Nadia Barrientos - Paris Sortilèges
Le premier roman -perdu- de François Villon

Le “Roman du Pet au diable”: un ouvrage écrit probablement entre 1451 et 1453 à Paris et dont il ne nous reste que le titre…Sa trace se perd avec l’énigme des tribulations urbaines et justiciables de son auteur: François Villon, dont il s’agirait du premier texte.

Dans son Grand Oeuvre (le Testament),le poète mentionne ce roman qu’il lègue a celui qui fut son père adoptif, le chanoine dont il hérita du nom: maître Guillaume de Villon. Il y précise que ce roman écrit sous forme de “cahiers” se trouve chez lui, sous une table.

Depuis cette mention toute allusive, l’œuvre se perd ou bien se tire, à la traîne de son auteur qui quitte le cocon universitaire où il avait été reçu maître-ès-arts pour s’acoquiner avec la bande des mauvais garçons qui à Paris se disputait la prestigieuse et plus occulte faculté de cambriologie, hors-les-murs et… argotière.

“Pet au Diable”…de quoi faire pâlir les noms ensorcelés qu’on retrouve en s’égarant un peu partout, à la ville ou la campagne, à la faveur des superstitions qui prêtent aux lieux inquiétants la mainmise secrète des démons.

Pont du diable, moulin du diable ou au diable vauvert: les titres de propriété ne se comptent plus qui disent l’angoisse et la peur des riverains que le temps a fini par évanouir et que la toponymie, seule, recueille à l’insu des dictionnaires et dresse, vivantes, au hasard d’un nom qui se survit dans le fatras des enseignes modernes de la grande ville qui a mangé les parcelles de campagne. Où l’on devine encore, derrière le dédale de la zone industrielle ou de la résidence pavillonnaire, le puits maudit pendant des siècles où le diable engrossait les jeunes filles ou encore, le carrefour terrible où le nuit venaient se retrouver sorcières et tempestaires.

Impasse Satan…actuellement dans le XXème arrondissement

 

Le “Pet au Diable” qui donne son titre à l’ouvrage perdu du poète renvoie au nom d’une grosse pierre sise à Paris au Moyen-Âge, rue du Martroi-St-Jean (actuelle rue Lobau derrière l’hôtel de ville). Ancien mégalithe,préhistorique probablement-tels qu’ils étaient nombreux alors dans le paysage urbain et qui se survivent encore dans les noms des rues de “la pierre levée” , “des Trois-bornes”,etc.-remployé en borne de circulation ou chasse-roue devant l’hôtel d’une notable parisienne, ce “pet au diable- ainsi baptisé de manière satirique par les riverains fut au centre d’une joyeuse course-poursuite entre étudiants de l’Université et gens de justice en 1453 tels qu’en témoignent les registres du Parlement criminel.

▸ Consignes
1. D'après le texte sur le roman perdu de Villon, à qui le poète lègue-t-il ce roman dans son Testament ?
2. Poursuivez le texte sur le roman perdu de Villon après sa dernière phrase.

▸ Données fournies
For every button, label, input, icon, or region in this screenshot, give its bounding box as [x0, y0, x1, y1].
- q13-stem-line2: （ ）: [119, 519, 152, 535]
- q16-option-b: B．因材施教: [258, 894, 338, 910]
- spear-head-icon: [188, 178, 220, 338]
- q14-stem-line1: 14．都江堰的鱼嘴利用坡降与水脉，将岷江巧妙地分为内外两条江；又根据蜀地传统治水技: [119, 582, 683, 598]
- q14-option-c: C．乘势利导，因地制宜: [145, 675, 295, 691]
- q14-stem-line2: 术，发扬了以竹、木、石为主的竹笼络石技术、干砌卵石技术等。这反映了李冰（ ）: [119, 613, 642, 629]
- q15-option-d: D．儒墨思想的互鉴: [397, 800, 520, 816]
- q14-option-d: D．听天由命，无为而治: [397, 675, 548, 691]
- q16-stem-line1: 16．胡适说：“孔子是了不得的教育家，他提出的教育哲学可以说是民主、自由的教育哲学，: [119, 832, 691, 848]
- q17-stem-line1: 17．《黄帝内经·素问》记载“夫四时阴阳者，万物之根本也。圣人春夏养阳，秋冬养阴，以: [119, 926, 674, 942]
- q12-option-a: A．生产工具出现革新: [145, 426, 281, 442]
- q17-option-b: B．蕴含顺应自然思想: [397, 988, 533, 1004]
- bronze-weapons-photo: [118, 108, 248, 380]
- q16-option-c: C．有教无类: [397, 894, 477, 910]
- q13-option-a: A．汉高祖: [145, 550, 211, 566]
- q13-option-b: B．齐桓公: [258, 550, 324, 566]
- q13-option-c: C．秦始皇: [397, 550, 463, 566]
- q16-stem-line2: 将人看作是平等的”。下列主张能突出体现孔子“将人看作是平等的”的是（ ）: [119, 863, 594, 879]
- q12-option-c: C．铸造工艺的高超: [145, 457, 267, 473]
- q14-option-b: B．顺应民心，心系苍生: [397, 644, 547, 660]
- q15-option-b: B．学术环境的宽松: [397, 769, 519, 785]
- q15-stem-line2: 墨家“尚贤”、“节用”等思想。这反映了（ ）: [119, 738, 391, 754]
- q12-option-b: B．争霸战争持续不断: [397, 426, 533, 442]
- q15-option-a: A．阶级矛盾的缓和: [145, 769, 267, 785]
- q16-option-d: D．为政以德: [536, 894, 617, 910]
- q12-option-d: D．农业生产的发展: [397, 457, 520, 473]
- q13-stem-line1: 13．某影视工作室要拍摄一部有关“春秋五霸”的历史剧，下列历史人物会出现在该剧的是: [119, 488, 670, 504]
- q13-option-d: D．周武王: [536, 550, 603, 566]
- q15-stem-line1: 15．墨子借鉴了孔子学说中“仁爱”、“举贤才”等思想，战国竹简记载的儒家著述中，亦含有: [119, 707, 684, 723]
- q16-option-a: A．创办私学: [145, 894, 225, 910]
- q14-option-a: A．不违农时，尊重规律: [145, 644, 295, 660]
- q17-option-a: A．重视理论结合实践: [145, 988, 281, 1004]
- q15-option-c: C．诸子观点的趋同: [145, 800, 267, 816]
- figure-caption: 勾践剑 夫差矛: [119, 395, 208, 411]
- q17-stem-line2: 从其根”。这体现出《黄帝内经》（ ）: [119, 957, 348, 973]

▸ Liste des réponses
1. À son père adoptif, le chanoine dont il hérita du nom : maître Guillaume de Villon.

2.
En effet, en 1451 cette pierre fut enlevée de devant l’Hôtel d’une noble dame que l’histoire retient comme étant Mlle de Bruyères. Qu’ils aient été investis d’une force herculéenne ou que l’ivresse leur ai porté secours, quelques étudiants en rupture de ban parmi lesquels François Villon, déplacèrent la grosse borne et l’emportèrent jusqu’au sommet de la montagne Sainte Geneviève (actuelle place du Panthéon) où elle fut consacrée comme le bétyle de leurs païenne dissidence. Autour de ce menhir repêché du tracé urbain -profane-en voie de standardisation et auto-sacré divinité obscène comme un pape de Carnaval, se retrouvaient nuitamment les cortèges échevelés d’escholiers et de bandits, de goliards, de coquillards qui éructaient au son des fifres chansons à boire et blasphèmes, comme un exorcisme au temps présent qui court la gueuse dans l’oubli des anciens rites où le mystère copule avec le rire.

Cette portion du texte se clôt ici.